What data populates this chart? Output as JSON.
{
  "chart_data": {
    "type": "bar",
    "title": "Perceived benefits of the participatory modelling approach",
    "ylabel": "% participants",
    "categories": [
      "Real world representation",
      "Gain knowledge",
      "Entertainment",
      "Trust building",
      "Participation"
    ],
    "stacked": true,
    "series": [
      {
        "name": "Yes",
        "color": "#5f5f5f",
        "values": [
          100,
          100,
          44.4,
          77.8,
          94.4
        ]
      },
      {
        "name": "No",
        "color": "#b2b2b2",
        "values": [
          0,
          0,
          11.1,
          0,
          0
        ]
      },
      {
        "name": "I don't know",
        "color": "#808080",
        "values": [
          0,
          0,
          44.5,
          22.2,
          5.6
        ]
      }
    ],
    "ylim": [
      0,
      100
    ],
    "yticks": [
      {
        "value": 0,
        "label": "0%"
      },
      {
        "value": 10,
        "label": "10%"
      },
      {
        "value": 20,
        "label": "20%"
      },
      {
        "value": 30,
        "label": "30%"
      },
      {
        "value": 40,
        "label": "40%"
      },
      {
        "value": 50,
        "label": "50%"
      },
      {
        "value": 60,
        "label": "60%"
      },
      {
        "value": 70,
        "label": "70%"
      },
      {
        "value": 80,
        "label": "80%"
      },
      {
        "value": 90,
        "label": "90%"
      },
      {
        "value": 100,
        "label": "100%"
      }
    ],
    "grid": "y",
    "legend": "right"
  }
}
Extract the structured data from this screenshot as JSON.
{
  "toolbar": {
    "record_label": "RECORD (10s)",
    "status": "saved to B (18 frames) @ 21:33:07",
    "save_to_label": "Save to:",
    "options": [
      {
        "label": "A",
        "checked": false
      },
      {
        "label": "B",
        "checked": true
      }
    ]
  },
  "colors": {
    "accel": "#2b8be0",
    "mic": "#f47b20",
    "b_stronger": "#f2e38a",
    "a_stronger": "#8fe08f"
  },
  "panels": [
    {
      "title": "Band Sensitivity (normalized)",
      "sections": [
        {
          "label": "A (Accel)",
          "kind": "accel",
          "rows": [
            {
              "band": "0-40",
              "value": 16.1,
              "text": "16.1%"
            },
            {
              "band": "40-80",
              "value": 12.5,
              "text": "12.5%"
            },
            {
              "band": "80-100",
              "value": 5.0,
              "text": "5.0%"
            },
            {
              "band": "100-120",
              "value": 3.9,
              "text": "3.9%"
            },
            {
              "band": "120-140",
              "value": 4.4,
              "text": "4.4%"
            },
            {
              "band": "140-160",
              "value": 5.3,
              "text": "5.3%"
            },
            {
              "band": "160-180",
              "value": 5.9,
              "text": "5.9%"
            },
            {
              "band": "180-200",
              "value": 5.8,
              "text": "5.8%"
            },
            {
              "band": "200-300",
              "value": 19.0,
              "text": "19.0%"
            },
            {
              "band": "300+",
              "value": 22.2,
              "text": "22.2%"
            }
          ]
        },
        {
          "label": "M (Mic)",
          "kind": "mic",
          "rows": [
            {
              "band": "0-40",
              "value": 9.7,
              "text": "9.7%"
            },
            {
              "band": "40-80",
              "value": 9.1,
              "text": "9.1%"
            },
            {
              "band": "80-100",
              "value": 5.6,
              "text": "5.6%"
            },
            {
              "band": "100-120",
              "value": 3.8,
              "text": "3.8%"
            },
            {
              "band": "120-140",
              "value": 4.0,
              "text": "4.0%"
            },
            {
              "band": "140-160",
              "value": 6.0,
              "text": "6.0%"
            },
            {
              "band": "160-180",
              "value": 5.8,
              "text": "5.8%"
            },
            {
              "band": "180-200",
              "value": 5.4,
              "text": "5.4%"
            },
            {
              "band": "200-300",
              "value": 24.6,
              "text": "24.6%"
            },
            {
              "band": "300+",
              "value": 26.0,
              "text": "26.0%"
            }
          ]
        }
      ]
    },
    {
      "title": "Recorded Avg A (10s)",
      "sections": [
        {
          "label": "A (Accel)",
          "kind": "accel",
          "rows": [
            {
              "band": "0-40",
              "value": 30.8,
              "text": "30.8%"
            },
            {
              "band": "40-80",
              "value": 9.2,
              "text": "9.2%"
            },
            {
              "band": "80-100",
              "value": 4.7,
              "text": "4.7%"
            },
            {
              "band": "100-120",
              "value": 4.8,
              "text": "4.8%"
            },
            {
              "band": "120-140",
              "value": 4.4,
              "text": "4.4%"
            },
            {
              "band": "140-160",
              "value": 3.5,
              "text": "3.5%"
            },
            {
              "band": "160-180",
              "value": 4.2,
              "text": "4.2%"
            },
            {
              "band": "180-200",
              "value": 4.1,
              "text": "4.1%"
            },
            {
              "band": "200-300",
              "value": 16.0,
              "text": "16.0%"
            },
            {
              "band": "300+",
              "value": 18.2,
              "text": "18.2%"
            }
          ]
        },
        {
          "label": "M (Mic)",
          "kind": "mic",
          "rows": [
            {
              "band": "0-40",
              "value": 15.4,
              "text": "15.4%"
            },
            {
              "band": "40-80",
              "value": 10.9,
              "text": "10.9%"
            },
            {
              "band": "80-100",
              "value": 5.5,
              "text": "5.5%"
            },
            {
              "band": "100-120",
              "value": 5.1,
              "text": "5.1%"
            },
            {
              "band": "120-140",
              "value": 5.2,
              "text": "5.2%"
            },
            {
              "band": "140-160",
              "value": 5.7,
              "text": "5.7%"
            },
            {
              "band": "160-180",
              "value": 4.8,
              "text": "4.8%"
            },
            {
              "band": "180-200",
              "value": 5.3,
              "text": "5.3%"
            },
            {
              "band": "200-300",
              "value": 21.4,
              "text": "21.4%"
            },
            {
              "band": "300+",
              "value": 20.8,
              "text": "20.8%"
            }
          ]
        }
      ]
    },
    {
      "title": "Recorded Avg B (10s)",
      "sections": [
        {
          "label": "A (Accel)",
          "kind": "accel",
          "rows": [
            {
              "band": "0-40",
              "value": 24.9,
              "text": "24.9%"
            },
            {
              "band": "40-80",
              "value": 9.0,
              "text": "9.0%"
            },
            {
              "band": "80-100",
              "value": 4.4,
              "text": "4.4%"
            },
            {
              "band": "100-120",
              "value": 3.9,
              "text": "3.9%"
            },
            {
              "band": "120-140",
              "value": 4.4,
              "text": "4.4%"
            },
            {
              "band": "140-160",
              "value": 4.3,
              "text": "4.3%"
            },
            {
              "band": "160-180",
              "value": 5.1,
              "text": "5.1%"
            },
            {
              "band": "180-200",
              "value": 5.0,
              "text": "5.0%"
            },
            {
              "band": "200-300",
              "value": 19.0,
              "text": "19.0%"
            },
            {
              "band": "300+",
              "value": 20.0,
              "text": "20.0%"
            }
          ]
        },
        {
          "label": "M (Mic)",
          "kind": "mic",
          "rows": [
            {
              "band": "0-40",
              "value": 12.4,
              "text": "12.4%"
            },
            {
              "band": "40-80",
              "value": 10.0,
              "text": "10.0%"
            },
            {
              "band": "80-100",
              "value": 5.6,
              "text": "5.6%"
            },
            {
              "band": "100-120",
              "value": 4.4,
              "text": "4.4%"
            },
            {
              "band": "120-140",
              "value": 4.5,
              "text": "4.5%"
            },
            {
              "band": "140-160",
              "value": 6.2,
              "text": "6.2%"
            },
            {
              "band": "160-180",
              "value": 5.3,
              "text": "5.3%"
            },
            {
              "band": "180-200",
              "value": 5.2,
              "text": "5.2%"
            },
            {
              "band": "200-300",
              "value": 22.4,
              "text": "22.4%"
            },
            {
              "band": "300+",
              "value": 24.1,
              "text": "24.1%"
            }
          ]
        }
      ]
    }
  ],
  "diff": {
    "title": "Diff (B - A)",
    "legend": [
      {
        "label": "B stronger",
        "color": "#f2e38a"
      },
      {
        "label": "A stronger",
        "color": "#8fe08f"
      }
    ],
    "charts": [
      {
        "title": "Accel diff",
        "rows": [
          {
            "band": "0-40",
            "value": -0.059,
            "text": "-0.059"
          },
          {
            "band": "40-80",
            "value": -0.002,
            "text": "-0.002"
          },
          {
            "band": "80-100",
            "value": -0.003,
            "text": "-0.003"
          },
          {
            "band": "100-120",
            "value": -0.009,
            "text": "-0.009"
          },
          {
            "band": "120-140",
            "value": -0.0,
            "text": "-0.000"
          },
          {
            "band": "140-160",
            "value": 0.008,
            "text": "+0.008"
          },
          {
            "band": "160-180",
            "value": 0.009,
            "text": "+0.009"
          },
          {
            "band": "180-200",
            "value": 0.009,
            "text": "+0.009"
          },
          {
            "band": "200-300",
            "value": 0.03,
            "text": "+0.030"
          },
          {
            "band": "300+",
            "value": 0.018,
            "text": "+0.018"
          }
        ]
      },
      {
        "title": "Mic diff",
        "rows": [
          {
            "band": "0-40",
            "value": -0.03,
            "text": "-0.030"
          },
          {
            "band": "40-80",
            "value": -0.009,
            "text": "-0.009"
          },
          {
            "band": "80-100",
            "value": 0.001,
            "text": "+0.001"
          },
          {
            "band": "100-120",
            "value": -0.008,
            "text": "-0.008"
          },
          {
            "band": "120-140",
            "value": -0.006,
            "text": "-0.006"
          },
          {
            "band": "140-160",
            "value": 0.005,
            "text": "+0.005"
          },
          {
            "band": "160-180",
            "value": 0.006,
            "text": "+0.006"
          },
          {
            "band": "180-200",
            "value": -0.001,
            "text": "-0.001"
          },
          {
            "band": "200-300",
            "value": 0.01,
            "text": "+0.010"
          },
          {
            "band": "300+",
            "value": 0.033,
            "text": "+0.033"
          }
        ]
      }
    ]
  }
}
____
_Written exercise_
Gather all lines of the records that include the word "JSON".

_Output below_
What data populates this chart? Output as JSON.
Extract the structured data from this screenshot as JSON.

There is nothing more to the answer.